**TASK DIRECTIONS**. Quote every line of the data below as it stands, omitting pictures.

[Some records]
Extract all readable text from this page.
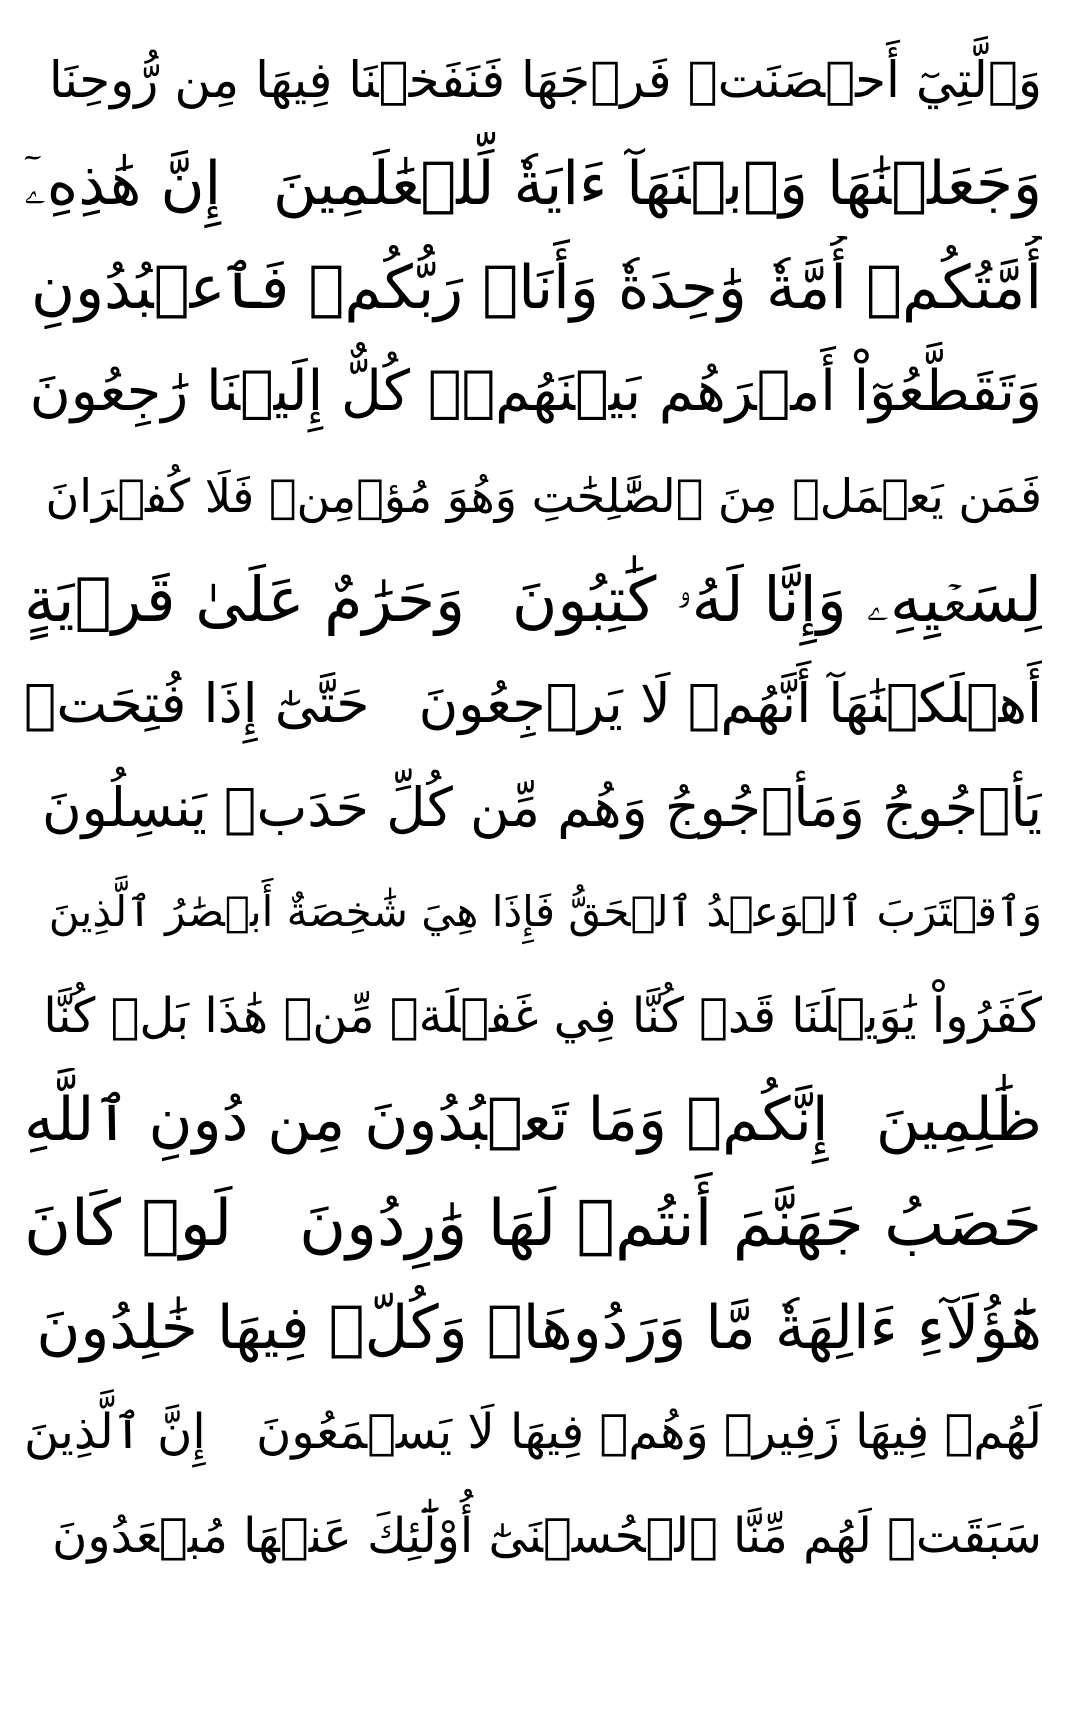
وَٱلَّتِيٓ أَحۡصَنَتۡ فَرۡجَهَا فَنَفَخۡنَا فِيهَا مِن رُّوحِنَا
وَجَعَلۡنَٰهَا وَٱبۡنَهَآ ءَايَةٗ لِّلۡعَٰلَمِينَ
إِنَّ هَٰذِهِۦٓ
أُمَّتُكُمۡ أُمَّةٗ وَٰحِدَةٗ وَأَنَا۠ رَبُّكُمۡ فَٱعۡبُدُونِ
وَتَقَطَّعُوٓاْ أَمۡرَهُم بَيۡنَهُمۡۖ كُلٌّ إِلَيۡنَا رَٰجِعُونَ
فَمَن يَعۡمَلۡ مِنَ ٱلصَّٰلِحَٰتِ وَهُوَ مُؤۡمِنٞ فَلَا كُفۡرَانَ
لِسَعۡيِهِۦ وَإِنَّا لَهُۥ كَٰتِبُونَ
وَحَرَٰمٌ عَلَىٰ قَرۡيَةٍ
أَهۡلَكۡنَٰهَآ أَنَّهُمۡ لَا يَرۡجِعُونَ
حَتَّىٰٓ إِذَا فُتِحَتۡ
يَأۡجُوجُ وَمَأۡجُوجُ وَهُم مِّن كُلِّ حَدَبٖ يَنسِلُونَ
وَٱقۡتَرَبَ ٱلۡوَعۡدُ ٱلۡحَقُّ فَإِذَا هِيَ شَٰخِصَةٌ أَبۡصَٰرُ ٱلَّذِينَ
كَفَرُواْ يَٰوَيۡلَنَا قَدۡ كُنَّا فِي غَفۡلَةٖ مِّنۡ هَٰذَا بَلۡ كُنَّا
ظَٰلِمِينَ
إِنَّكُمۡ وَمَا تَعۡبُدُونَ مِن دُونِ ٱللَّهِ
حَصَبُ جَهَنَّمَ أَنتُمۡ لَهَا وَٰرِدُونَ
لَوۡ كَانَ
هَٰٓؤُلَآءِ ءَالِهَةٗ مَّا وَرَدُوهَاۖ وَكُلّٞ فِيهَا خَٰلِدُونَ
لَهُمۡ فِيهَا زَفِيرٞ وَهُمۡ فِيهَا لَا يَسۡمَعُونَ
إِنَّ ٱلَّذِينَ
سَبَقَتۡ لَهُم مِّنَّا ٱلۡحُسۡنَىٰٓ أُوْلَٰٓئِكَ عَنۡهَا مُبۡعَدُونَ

**ANSWER BELOW**.
Extract all readable text from this page.
وَٱلَّتِيٓ أَحۡصَنَتۡ فَرۡجَهَا فَنَفَخۡنَا فِيهَا مِن رُّوحِنَا
وَجَعَلۡنَٰهَا وَٱبۡنَهَآ ءَايَةٗ لِّلۡعَٰلَمِينَ
إِنَّ هَٰذِهِۦٓ
أُمَّتُكُمۡ أُمَّةٗ وَٰحِدَةٗ وَأَنَا۠ رَبُّكُمۡ فَٱعۡبُدُونِ
وَتَقَطَّعُوٓاْ أَمۡرَهُم بَيۡنَهُمۡۖ كُلٌّ إِلَيۡنَا رَٰجِعُونَ
فَمَن يَعۡمَلۡ مِنَ ٱلصَّٰلِحَٰتِ وَهُوَ مُؤۡمِنٞ فَلَا كُفۡرَانَ
لِسَعۡيِهِۦ وَإِنَّا لَهُۥ كَٰتِبُونَ
وَحَرَٰمٌ عَلَىٰ قَرۡيَةٍ
أَهۡلَكۡنَٰهَآ أَنَّهُمۡ لَا يَرۡجِعُونَ
حَتَّىٰٓ إِذَا فُتِحَتۡ
يَأۡجُوجُ وَمَأۡجُوجُ وَهُم مِّن كُلِّ حَدَبٖ يَنسِلُونَ
وَٱقۡتَرَبَ ٱلۡوَعۡدُ ٱلۡحَقُّ فَإِذَا هِيَ شَٰخِصَةٌ أَبۡصَٰرُ ٱلَّذِينَ
كَفَرُواْ يَٰوَيۡلَنَا قَدۡ كُنَّا فِي غَفۡلَةٖ مِّنۡ هَٰذَا بَلۡ كُنَّا
ظَٰلِمِينَ
إِنَّكُمۡ وَمَا تَعۡبُدُونَ مِن دُونِ ٱللَّهِ
حَصَبُ جَهَنَّمَ أَنتُمۡ لَهَا وَٰرِدُونَ
لَوۡ كَانَ
هَٰٓؤُلَآءِ ءَالِهَةٗ مَّا وَرَدُوهَاۖ وَكُلّٞ فِيهَا خَٰلِدُونَ
لَهُمۡ فِيهَا زَفِيرٞ وَهُمۡ فِيهَا لَا يَسۡمَعُونَ
إِنَّ ٱلَّذِينَ
سَبَقَتۡ لَهُم مِّنَّا ٱلۡحُسۡنَىٰٓ أُوْلَٰٓئِكَ عَنۡهَا مُبۡعَدُونَ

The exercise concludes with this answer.